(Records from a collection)
• • • •

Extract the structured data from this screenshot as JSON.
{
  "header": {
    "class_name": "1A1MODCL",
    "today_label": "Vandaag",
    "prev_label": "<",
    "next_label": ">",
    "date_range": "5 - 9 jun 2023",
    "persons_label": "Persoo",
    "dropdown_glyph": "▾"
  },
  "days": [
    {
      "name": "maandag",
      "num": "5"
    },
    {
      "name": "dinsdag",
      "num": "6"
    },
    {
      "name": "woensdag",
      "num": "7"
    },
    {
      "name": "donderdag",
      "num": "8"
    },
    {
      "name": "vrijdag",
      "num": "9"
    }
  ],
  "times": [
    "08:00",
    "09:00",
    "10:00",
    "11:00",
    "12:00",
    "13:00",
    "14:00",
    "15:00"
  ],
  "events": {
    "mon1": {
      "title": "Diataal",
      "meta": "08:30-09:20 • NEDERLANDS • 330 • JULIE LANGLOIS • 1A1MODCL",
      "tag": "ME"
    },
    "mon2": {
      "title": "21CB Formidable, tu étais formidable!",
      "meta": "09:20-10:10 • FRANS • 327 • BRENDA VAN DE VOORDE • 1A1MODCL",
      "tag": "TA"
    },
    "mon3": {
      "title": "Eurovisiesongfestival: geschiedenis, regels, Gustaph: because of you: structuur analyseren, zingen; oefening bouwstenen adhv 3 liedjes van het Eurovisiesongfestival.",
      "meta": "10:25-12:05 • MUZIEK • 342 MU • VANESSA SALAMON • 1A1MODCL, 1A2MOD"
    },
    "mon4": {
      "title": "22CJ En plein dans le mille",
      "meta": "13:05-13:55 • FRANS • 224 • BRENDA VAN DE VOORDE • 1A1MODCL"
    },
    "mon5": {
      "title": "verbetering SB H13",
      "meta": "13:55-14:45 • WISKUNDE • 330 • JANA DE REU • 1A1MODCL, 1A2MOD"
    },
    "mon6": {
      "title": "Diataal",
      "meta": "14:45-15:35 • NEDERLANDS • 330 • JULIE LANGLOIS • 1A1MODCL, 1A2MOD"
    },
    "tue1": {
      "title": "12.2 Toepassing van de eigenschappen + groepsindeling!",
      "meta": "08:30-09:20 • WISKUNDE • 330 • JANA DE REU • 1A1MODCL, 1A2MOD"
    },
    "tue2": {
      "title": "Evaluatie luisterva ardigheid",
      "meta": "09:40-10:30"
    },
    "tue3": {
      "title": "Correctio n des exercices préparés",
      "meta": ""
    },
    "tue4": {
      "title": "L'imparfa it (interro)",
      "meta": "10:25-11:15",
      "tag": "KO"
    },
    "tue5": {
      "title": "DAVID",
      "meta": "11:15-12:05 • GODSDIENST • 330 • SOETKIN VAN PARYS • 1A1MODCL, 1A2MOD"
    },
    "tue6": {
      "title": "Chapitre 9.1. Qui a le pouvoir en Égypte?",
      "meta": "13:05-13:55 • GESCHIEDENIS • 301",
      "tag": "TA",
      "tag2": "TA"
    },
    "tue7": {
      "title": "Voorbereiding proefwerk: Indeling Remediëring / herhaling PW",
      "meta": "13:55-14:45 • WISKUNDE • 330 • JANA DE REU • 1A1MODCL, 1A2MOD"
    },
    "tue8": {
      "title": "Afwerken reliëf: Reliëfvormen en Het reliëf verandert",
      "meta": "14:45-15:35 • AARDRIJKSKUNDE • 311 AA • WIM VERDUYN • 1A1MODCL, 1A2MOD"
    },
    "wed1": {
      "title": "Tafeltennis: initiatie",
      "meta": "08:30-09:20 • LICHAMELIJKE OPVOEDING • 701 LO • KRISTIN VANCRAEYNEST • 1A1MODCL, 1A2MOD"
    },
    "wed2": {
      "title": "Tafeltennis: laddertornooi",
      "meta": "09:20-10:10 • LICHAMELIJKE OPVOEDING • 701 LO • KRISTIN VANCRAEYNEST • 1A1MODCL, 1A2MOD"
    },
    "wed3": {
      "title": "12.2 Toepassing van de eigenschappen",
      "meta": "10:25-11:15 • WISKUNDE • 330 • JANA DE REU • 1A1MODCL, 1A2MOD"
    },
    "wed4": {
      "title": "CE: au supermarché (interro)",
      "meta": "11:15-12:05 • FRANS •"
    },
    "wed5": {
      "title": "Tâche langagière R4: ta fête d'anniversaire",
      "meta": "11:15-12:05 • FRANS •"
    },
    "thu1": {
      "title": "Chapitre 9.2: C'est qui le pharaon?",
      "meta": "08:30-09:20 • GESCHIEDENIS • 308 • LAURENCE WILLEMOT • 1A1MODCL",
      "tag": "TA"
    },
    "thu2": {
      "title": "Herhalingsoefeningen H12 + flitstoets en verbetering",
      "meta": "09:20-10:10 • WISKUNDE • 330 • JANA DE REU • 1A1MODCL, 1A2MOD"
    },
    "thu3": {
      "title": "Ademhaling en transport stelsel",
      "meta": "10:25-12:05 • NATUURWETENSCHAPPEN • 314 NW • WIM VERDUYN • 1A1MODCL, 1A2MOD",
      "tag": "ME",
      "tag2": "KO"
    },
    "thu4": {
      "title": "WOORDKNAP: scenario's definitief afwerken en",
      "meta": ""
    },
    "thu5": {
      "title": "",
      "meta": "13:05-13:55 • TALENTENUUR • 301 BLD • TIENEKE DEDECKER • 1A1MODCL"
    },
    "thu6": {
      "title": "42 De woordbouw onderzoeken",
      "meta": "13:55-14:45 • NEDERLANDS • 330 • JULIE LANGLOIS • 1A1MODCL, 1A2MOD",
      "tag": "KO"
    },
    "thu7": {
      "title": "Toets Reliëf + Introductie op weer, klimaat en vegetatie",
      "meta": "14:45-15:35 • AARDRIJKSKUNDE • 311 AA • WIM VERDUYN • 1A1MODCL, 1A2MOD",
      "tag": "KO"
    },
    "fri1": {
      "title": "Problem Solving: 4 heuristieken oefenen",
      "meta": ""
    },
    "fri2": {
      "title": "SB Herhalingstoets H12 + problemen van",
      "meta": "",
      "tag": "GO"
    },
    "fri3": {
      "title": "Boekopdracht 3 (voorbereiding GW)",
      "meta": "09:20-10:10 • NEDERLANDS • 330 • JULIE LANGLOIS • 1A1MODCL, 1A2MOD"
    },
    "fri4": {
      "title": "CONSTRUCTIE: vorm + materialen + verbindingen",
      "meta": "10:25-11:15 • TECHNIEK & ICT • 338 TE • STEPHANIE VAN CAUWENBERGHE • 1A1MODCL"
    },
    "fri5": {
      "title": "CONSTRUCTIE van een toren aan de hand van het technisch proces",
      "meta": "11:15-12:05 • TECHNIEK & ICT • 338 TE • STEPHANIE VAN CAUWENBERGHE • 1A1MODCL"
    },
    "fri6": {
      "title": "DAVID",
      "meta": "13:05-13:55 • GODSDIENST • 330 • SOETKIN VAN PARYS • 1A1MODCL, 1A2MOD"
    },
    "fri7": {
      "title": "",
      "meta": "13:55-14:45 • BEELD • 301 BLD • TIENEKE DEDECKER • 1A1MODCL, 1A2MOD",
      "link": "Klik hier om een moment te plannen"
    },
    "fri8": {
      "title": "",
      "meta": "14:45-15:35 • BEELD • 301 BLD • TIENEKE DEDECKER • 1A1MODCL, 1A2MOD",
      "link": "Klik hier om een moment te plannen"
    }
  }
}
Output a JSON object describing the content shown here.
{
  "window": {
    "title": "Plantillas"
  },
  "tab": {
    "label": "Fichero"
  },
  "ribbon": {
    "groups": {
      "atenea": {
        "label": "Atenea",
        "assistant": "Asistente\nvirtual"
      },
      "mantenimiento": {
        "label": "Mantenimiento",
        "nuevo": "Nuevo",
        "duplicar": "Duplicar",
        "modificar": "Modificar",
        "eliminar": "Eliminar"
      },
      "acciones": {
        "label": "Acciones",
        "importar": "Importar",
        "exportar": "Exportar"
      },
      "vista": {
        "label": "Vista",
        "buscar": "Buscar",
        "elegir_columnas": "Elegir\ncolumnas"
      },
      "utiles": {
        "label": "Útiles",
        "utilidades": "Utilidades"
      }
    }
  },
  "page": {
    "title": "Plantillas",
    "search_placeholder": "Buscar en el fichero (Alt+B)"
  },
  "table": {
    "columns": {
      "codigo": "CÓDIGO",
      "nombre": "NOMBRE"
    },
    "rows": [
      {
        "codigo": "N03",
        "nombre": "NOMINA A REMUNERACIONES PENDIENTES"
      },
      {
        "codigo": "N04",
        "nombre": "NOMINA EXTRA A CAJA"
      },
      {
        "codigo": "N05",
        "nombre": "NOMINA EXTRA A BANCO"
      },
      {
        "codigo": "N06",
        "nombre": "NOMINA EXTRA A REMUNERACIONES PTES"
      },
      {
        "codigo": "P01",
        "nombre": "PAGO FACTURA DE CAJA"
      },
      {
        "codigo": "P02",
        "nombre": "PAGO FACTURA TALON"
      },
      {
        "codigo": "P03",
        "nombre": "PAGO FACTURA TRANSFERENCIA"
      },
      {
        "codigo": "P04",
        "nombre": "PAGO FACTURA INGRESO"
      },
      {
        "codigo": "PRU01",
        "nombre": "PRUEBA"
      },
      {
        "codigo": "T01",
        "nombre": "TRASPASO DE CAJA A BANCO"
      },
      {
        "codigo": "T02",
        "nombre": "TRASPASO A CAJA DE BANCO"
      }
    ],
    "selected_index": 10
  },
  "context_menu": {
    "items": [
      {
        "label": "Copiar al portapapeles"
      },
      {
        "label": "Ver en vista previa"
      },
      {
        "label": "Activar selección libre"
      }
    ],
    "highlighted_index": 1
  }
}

• • • •

## WHAT YOU WILL DO
Say how many lines in the listing above include "TIENEKE". Give nothing but the number.

## FINAL RESULT
3